Copy the entries from the beginning through the line containing "chapter-title: 魔を狩る者: [158, 85, 248, 105]", changing every "text-line" to "line-of-text" and leaving everything else as it is.

Given records:
+---+
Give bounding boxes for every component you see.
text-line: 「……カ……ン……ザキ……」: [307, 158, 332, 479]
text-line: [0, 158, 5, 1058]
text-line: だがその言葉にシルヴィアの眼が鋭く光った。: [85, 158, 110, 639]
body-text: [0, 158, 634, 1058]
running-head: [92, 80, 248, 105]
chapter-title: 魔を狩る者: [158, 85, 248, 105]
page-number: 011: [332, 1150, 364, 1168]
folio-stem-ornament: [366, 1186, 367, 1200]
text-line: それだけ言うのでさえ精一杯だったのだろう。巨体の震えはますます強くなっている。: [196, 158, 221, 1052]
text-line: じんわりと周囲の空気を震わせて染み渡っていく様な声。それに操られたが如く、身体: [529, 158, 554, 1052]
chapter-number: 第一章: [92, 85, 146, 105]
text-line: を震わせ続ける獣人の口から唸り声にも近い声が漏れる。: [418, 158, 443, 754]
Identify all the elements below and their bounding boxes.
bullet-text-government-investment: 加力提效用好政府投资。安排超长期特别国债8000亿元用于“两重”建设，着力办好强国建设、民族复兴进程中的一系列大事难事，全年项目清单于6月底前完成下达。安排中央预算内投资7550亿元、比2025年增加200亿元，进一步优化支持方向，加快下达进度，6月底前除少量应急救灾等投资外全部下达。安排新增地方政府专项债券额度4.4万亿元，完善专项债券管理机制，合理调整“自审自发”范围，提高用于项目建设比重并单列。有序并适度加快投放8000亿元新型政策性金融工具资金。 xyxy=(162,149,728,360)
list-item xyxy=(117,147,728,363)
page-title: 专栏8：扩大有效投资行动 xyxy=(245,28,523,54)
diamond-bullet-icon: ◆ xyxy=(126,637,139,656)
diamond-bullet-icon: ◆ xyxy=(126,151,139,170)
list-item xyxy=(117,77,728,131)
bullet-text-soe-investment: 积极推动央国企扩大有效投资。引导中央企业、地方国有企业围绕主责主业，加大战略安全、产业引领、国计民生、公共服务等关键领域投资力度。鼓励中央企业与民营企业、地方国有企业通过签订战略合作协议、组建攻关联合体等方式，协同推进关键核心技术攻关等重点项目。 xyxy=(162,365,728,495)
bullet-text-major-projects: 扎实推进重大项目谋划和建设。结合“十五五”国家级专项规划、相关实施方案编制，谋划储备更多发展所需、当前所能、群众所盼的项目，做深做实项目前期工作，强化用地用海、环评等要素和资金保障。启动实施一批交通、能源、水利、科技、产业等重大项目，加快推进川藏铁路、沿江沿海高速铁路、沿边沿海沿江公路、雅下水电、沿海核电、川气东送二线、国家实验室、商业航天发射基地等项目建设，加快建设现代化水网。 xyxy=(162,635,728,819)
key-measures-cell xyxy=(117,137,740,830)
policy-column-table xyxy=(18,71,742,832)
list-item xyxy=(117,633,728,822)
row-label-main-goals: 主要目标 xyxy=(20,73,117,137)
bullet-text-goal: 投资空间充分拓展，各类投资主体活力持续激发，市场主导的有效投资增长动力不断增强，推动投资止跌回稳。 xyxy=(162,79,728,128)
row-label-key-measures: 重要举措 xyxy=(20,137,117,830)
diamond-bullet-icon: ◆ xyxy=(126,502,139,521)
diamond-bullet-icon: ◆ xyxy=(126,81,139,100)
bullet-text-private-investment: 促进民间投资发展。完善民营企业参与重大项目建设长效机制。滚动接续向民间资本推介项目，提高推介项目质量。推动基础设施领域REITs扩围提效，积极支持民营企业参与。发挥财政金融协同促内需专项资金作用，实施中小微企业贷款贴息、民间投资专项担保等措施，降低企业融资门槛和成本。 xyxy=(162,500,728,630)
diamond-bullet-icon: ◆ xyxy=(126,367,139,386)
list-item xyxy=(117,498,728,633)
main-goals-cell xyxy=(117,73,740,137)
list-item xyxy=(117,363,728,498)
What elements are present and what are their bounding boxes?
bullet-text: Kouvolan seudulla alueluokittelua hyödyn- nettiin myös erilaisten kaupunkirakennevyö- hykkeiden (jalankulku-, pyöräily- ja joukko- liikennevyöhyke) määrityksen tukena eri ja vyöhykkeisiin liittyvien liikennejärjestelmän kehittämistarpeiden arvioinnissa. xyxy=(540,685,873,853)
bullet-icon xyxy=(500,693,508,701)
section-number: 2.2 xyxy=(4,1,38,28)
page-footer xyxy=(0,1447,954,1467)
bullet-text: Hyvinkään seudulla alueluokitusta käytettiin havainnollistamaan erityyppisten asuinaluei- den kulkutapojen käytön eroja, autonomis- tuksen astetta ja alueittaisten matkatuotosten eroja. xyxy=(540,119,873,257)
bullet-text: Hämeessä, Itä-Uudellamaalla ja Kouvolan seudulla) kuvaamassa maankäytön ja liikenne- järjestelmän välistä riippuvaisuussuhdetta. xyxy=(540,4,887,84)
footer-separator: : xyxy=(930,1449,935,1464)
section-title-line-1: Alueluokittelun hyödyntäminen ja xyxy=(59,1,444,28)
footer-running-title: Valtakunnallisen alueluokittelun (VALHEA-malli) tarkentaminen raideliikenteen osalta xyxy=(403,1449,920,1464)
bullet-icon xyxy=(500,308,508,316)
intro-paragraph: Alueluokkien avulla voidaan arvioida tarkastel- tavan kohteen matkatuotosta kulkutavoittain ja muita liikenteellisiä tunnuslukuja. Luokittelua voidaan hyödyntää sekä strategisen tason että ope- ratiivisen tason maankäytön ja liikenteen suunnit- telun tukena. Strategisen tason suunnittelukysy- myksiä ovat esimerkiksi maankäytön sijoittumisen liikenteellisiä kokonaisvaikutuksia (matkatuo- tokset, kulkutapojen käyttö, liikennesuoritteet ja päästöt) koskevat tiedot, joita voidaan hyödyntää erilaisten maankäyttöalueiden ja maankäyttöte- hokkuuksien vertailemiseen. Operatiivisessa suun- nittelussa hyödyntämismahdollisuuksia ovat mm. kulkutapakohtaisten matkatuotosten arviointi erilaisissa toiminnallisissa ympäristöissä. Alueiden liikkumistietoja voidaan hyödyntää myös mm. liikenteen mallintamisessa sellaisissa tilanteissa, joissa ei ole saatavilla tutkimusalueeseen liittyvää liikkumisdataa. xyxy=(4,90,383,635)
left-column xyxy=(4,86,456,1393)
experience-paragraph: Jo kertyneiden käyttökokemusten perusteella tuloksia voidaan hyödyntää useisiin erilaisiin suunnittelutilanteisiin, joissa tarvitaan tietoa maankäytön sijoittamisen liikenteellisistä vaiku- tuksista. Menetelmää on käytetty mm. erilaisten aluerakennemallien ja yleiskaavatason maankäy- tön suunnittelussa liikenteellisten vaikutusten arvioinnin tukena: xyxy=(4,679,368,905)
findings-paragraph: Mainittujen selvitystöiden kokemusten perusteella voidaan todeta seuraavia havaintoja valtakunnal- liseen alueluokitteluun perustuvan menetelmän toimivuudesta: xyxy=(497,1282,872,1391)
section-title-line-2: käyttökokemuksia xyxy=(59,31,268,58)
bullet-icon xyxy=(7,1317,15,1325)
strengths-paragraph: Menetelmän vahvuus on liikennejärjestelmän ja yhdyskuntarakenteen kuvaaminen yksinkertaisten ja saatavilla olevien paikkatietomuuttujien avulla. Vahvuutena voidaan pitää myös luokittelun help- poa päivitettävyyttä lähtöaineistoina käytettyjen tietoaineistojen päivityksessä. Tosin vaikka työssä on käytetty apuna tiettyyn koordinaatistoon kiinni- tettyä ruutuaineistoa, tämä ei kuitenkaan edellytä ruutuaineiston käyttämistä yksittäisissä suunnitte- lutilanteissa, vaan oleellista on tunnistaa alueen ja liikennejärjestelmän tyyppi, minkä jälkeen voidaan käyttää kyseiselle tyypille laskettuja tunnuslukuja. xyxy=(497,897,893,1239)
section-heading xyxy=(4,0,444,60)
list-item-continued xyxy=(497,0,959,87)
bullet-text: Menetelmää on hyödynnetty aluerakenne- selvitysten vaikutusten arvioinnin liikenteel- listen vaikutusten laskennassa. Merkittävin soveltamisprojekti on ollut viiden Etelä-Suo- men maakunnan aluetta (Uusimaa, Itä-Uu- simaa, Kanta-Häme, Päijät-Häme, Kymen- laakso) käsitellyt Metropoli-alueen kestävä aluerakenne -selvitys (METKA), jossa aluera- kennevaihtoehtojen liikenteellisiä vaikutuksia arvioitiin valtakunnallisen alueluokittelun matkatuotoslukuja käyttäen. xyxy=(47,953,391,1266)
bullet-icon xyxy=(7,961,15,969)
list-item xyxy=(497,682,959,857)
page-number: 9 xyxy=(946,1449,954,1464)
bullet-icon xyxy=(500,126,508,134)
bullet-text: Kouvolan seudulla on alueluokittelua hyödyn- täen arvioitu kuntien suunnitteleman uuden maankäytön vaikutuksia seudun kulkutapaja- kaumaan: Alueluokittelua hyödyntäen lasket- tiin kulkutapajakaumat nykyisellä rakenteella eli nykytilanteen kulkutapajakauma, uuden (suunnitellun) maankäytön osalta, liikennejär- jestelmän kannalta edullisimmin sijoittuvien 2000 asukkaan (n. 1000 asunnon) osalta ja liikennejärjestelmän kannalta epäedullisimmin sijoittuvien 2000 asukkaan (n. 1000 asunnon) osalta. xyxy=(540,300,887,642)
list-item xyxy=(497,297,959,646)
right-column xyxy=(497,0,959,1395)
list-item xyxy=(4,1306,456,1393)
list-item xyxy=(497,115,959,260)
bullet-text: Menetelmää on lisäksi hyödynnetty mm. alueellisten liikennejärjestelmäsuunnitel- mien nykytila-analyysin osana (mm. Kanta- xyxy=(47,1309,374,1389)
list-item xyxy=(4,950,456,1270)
+---+
Problem solution:
Give bounding boxes for every component you see.
line-of-text: 「……カ……ン……ザキ……」: [307, 158, 332, 479]
line-of-text: [0, 158, 5, 1058]
line-of-text: だがその言葉にシルヴィアの眼が鋭く光った。: [85, 158, 110, 639]
body-text: [0, 158, 634, 1058]
running-head: [92, 80, 248, 105]
chapter-title: 魔を狩る者: [158, 85, 248, 105]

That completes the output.